▶ _TASK BRIEF_
Using the biographical extract, answer each question briefly.
(a) In which 1987 thriller film did Blackman appear?
(b) What theatre company did Blackman found, and in what city and year?
(c) In which suburb do Blackman and Caroline Williams live?

begin EXTRACT PROVIDED

Other television credits include police drama Blue Heelers, legal series Halifax f.p., long-running soap opera Neighbours, drama House Husbands, crime series Underbelly: Squizzy, Law of the Land, The Doctor Blake Mysteries, Winners & Losers, Satisfaction and miniseries Barracuda. He also appeared in the 1987 thriller film Frenchman’s Farm.

Blackman founded the Complete Works Theatre Company (CWTC) in Melbourne in 1999, where he holds the role of Artistic Director. He has directed and produced numerous stage productions, including Medea, A Man for All Seasons, Romeo and Juliet, A Midsummer Night’s Dream, Macbeth, Cosi, Summer of the Seventeenth Doll, Othello, Oedipus Rex, Richard III, and Hamlet. He has also starred in a number of Australian theatre companies' productions, including Macbeth, The Taming of the Shrew, A Midsummer Night's Dream, Othello and The Woman in Black.

==Personal life==
Blackman is married to Caroline Williams, who is also his business partner. They share children and live in the inner Melbourne suburb of Fitzroy.

end EXTRACT PROVIDED
begin SUPPLIED MATERIAL

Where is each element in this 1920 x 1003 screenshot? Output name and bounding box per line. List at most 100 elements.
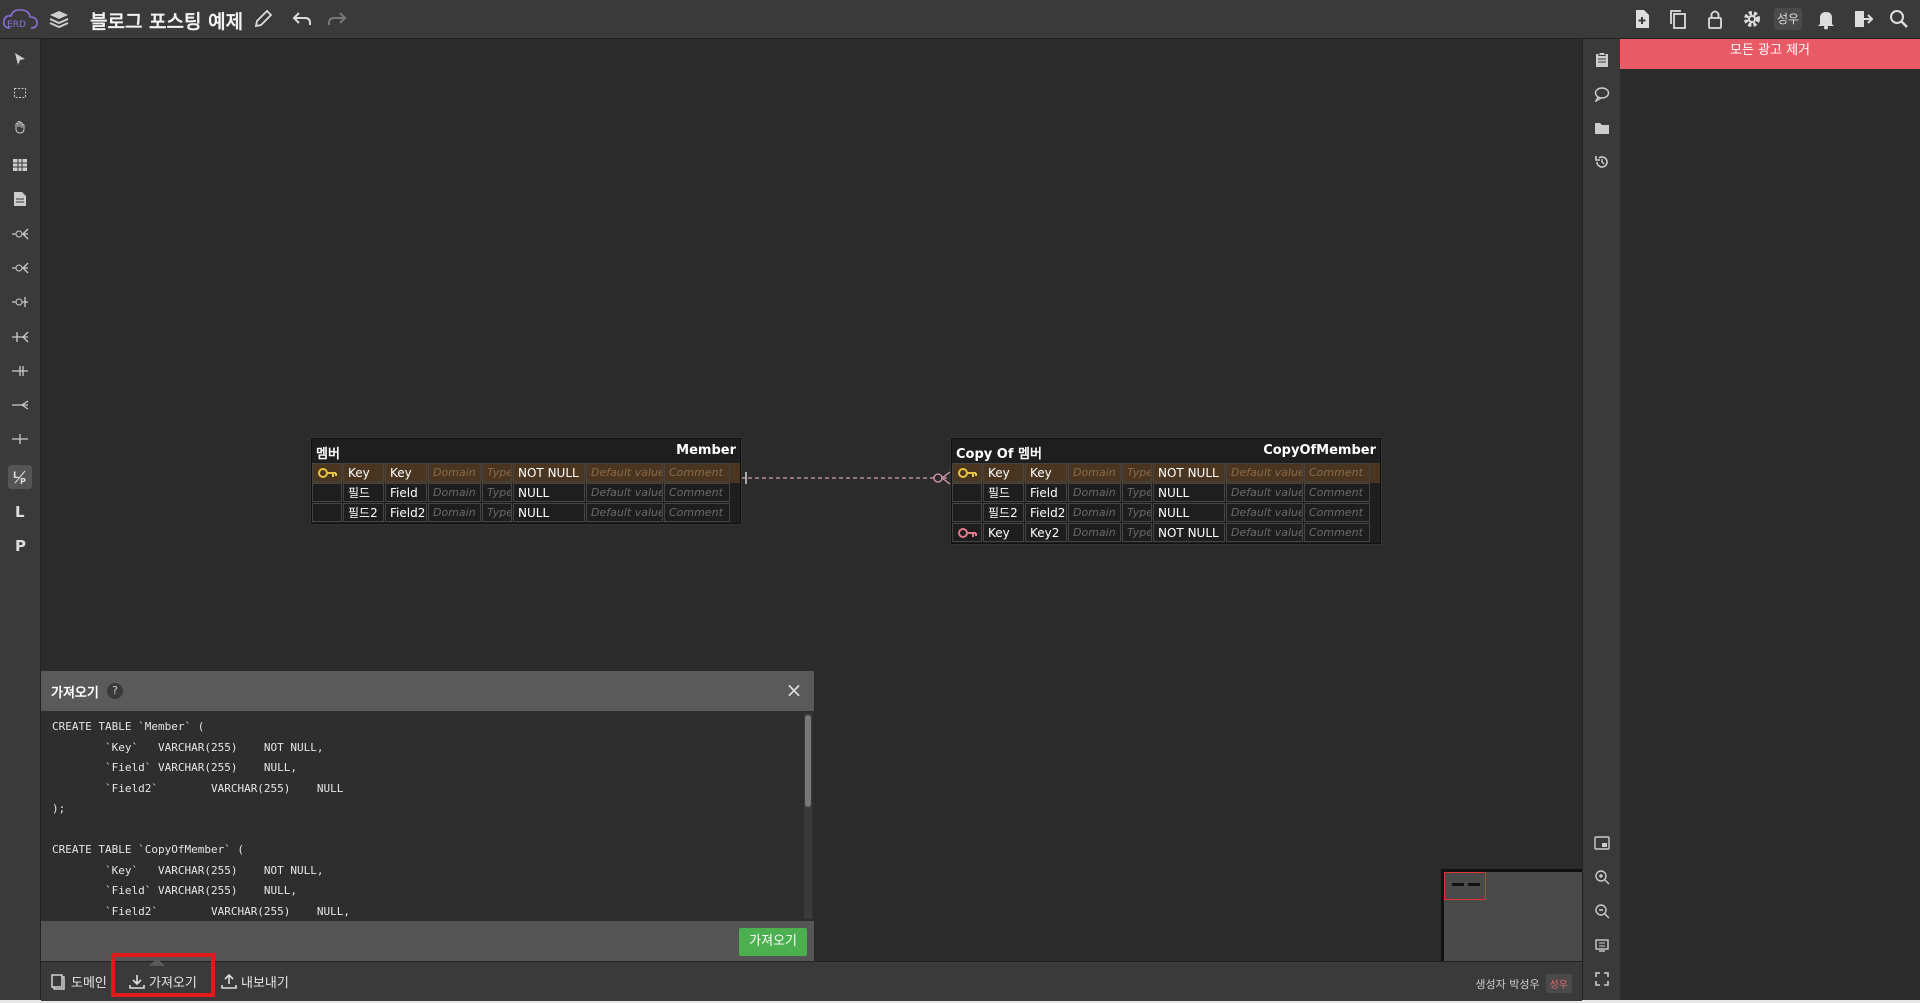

end SUPPLIED MATERIAL

▶ _FULL OUTPUT_
(a) Frenchman’s Farm.
(b) The Complete Works Theatre Company (CWTC), in Melbourne in 1999.
(c) Fitzroy, an inner Melbourne suburb.